Supplied material:
════════════════

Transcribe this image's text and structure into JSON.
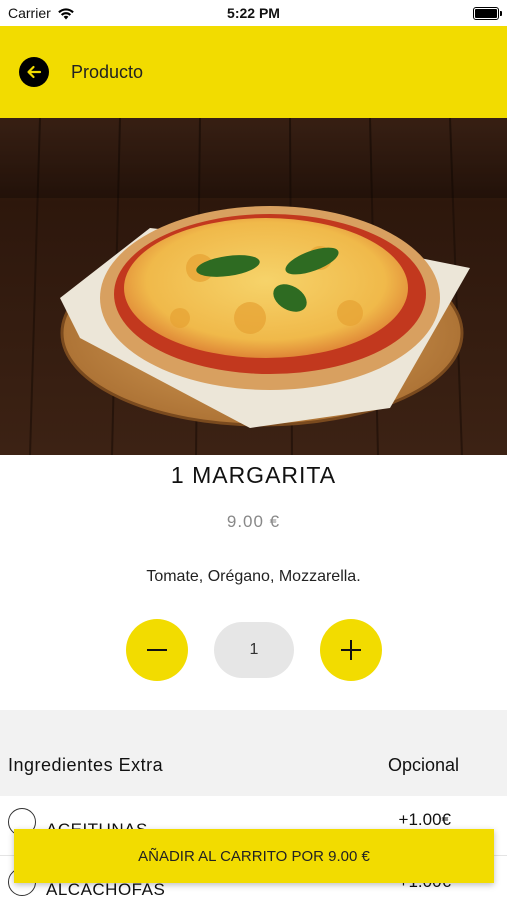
{
  "status_bar": {
    "carrier": "Carrier",
    "time": "5:22 PM"
  },
  "header": {
    "title": "Producto",
    "back_icon": "arrow-left-icon"
  },
  "product": {
    "name": "1 MARGARITA",
    "price": "9.00 €",
    "description": "Tomate, Orégano, Mozzarella.",
    "image": "pizza-margarita-photo"
  },
  "quantity": {
    "value": "1",
    "minus_icon": "minus-icon",
    "plus_icon": "plus-icon"
  },
  "extras": {
    "title": "Ingredientes Extra",
    "optional_label": "Opcional",
    "items": [
      {
        "name": "ACEITUNAS",
        "price": "+1.00€"
      },
      {
        "name": "ALCACHOFAS",
        "price": "+1.00€"
      }
    ]
  },
  "cart": {
    "button_label": "AÑADIR AL CARRITO POR 9.00 €"
  },
  "colors": {
    "accent": "#f2dc00",
    "background": "#ffffff",
    "section_bg": "#f2f2f2"
  }
}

════════════════

Requirements: Pictures in the records above are left out; print everything else exactly as written.

Answer to the task:
Transcribe this image's text and structure into JSON.
{
  "status_bar": {
    "carrier": "Carrier",
    "time": "5:22 PM"
  },
  "header": {
    "title": "Producto",
    "back_icon": "arrow-left-icon"
  },
  "product": {
    "name": "1 MARGARITA",
    "price": "9.00 €",
    "description": "Tomate, Orégano, Mozzarella.",
    "image": "pizza-margarita-photo"
  },
  "quantity": {
    "value": "1",
    "minus_icon": "minus-icon",
    "plus_icon": "plus-icon"
  },
  "extras": {
    "title": "Ingredientes Extra",
    "optional_label": "Opcional",
    "items": [
      {
        "name": "ACEITUNAS",
        "price": "+1.00€"
      },
      {
        "name": "ALCACHOFAS",
        "price": "+1.00€"
      }
    ]
  },
  "cart": {
    "button_label": "AÑADIR AL CARRITO POR 9.00 €"
  },
  "colors": {
    "accent": "#f2dc00",
    "background": "#ffffff",
    "section_bg": "#f2f2f2"
  }
}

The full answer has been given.